## Task objective:
Your answer should be one number: how many lines of the data include the string "necessary"?

## Records for the task:

□ □ □

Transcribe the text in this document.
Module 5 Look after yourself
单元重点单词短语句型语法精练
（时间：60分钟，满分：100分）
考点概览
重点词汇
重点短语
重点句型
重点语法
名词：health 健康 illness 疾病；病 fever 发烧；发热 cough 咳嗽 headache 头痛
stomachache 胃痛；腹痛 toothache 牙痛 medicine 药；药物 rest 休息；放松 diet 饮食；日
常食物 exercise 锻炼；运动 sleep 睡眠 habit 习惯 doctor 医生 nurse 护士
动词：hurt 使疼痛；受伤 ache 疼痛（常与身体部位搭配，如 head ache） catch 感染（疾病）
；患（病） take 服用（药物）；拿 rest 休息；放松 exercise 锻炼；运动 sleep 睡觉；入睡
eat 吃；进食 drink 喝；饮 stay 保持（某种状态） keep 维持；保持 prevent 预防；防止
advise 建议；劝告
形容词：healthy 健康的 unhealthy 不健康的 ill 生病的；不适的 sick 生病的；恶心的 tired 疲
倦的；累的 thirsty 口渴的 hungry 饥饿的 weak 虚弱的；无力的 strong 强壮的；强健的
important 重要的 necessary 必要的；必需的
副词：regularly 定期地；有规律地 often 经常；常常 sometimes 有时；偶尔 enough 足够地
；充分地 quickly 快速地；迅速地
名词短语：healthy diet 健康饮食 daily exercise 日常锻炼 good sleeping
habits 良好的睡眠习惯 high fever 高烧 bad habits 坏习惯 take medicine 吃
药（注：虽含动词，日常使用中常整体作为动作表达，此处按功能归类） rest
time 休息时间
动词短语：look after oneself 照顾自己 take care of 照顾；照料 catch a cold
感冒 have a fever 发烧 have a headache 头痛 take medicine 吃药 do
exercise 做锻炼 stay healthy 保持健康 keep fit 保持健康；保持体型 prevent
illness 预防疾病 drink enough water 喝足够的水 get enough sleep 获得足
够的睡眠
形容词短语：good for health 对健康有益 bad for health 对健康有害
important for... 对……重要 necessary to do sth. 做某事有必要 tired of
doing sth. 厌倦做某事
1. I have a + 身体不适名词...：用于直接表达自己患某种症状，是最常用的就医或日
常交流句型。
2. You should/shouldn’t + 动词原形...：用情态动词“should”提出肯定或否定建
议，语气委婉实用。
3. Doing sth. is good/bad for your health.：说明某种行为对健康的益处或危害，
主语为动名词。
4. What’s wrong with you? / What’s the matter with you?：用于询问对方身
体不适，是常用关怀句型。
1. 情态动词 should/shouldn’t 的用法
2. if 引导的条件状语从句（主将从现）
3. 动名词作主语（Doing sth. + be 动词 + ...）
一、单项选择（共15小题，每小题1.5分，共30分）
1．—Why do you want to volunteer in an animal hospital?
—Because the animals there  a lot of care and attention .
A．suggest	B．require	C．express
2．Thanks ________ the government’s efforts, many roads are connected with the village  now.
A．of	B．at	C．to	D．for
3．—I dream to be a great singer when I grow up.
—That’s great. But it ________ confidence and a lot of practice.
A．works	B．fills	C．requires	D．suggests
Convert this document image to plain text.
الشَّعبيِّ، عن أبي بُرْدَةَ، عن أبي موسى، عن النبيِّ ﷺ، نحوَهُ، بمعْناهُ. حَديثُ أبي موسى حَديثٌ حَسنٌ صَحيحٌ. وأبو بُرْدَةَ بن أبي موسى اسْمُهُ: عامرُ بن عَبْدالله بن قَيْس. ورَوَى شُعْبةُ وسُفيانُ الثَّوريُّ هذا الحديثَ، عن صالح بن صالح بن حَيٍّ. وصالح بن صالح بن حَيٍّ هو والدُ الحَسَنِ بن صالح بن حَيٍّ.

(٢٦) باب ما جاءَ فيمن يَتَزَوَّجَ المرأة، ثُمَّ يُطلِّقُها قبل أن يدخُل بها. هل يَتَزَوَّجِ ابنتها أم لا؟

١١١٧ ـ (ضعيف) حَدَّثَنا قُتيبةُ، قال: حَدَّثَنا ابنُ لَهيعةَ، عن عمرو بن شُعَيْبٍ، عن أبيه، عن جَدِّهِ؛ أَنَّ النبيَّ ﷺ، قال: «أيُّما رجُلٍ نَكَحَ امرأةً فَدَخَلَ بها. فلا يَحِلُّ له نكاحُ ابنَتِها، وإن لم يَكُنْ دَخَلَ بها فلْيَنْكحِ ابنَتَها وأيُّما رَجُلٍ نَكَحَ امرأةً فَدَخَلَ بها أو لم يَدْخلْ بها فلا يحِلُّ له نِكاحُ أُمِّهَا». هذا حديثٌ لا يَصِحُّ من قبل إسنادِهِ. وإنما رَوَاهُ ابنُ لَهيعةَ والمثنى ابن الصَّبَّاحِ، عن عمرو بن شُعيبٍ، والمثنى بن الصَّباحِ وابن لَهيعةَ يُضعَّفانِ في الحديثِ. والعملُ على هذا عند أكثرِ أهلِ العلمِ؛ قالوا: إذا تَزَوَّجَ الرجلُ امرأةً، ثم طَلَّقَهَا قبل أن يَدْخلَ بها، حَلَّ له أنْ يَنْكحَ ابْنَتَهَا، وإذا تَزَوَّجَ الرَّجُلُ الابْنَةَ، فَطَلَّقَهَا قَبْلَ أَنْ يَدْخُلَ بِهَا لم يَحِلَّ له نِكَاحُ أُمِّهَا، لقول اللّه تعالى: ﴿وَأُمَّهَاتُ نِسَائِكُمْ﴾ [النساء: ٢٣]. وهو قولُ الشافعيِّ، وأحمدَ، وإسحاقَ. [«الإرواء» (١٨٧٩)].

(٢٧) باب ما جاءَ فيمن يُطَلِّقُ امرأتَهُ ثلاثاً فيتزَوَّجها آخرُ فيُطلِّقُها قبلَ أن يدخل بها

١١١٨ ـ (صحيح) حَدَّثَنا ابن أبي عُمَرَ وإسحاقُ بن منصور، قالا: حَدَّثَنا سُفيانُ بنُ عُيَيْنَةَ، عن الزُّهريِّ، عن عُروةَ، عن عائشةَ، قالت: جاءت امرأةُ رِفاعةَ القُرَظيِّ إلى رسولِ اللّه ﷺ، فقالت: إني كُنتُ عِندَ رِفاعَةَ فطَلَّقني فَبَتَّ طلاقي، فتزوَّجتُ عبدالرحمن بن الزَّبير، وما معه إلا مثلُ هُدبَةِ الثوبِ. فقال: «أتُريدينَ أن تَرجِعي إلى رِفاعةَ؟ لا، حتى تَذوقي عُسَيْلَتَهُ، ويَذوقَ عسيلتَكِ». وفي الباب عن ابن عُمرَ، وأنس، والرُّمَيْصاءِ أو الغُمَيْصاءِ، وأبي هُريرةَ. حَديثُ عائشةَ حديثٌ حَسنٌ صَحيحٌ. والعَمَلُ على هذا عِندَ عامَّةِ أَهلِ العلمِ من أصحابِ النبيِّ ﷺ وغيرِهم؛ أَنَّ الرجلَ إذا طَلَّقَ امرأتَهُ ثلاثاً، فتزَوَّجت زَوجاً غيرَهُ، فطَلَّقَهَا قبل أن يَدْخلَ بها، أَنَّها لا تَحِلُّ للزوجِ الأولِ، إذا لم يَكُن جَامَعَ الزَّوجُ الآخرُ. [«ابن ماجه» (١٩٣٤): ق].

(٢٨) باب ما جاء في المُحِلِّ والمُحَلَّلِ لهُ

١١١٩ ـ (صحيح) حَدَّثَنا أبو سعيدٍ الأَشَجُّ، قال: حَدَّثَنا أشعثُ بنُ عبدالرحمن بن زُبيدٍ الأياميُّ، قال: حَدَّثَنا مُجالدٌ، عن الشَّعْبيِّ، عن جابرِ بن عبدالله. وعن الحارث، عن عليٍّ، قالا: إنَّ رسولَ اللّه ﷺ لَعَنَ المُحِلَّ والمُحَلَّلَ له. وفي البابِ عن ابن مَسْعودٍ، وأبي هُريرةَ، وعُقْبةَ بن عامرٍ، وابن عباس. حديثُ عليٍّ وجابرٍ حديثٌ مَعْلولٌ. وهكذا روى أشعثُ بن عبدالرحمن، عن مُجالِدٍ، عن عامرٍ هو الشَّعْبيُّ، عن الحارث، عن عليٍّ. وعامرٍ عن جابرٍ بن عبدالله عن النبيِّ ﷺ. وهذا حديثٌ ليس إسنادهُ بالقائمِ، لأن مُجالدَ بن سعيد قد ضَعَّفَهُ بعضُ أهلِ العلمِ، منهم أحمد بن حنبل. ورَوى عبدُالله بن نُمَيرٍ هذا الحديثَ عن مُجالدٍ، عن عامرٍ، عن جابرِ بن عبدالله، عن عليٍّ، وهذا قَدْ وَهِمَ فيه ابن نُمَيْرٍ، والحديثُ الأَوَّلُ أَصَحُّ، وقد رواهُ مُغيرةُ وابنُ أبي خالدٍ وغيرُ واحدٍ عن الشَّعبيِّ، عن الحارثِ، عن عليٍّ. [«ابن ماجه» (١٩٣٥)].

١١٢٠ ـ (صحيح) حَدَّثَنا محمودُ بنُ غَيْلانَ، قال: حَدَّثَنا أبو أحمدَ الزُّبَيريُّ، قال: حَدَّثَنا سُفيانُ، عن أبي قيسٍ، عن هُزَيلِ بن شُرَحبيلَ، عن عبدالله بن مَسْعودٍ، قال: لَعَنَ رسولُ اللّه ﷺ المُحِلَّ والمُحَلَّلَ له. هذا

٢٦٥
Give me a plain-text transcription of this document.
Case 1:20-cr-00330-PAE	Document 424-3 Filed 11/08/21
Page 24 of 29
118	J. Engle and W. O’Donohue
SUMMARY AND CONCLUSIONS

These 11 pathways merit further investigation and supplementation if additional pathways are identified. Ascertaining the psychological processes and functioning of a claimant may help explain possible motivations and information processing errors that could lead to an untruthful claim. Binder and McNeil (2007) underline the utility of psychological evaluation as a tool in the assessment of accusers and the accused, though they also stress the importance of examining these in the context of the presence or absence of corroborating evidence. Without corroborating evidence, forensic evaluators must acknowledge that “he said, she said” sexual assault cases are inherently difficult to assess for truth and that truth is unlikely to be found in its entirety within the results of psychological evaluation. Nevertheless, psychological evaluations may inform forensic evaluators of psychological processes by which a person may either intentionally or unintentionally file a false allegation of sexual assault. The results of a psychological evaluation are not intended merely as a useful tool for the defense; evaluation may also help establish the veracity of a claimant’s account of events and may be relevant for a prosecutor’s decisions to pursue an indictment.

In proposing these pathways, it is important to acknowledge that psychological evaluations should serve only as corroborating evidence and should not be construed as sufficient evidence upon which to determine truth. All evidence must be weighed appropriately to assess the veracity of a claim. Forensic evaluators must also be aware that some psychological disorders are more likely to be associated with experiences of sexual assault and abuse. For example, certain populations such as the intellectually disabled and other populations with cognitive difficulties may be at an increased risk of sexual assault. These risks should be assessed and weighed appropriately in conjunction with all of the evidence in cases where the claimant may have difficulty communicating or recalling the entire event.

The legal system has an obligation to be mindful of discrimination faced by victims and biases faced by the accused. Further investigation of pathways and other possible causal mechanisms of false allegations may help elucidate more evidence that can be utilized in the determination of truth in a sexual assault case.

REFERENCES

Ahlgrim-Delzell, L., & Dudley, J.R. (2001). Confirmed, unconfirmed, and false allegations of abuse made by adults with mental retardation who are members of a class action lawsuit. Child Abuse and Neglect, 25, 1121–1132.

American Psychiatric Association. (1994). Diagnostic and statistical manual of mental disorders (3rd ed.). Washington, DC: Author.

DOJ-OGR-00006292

□ □ □

## Task result:
2